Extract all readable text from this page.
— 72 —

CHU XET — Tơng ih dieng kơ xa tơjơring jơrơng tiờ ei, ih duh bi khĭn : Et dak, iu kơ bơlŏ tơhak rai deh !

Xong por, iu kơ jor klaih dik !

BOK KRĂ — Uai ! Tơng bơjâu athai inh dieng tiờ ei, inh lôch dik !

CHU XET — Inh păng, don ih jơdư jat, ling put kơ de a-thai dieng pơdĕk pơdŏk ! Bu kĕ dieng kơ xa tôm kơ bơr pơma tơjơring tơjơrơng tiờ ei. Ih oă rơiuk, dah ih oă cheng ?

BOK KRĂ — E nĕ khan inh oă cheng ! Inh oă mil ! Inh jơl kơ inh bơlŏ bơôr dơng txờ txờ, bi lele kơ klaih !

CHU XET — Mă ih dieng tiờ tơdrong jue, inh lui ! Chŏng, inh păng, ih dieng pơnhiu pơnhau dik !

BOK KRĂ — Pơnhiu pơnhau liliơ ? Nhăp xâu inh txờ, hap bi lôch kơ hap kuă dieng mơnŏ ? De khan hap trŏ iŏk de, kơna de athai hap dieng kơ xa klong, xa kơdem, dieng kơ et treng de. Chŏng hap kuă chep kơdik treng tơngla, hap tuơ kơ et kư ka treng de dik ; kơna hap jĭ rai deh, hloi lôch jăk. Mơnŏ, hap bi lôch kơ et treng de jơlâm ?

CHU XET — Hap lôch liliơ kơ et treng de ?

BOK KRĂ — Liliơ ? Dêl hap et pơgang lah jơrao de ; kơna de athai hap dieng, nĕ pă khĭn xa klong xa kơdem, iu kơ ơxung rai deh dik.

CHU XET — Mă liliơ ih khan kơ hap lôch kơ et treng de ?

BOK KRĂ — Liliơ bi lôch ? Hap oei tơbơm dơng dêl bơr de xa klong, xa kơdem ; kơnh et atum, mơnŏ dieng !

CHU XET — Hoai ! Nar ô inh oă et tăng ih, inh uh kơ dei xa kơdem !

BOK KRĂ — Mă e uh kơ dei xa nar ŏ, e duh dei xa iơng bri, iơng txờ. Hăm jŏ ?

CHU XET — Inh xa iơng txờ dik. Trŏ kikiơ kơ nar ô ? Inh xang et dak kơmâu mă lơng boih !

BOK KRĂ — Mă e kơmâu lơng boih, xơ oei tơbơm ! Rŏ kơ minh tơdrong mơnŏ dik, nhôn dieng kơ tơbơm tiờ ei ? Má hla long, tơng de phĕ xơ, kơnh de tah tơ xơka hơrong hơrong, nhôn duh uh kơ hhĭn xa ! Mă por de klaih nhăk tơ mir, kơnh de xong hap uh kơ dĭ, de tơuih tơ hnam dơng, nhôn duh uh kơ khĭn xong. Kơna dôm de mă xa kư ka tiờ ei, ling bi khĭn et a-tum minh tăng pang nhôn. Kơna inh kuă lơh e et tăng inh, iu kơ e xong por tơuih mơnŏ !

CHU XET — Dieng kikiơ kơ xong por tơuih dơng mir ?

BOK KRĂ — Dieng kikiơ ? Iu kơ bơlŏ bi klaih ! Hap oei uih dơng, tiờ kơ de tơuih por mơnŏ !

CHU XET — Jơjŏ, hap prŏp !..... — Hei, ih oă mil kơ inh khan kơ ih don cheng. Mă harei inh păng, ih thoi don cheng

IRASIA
• • • •
◆ WORK REQUIRED
Sift the material for lines with the string "cheng". Copy each one found.

◆ OUTPUT
CHU XET — Inh păng, don ih jơdư jat, ling put kơ de a-thai dieng pơdĕk pơdŏk ! Bu kĕ dieng kơ xa tôm kơ bơr pơma tơjơring tơjơrơng tiờ ei. Ih oă rơiuk, dah ih oă cheng ?
BOK KRĂ — E nĕ khan inh oă cheng ! Inh oă mil ! Inh jơl kơ inh bơlŏ bơôr dơng txờ txờ, bi lele kơ klaih !
CHU XET — Jơjŏ, hap prŏp !..... — Hei, ih oă mil kơ inh khan kơ ih don cheng. Mă harei inh păng, ih thoi don cheng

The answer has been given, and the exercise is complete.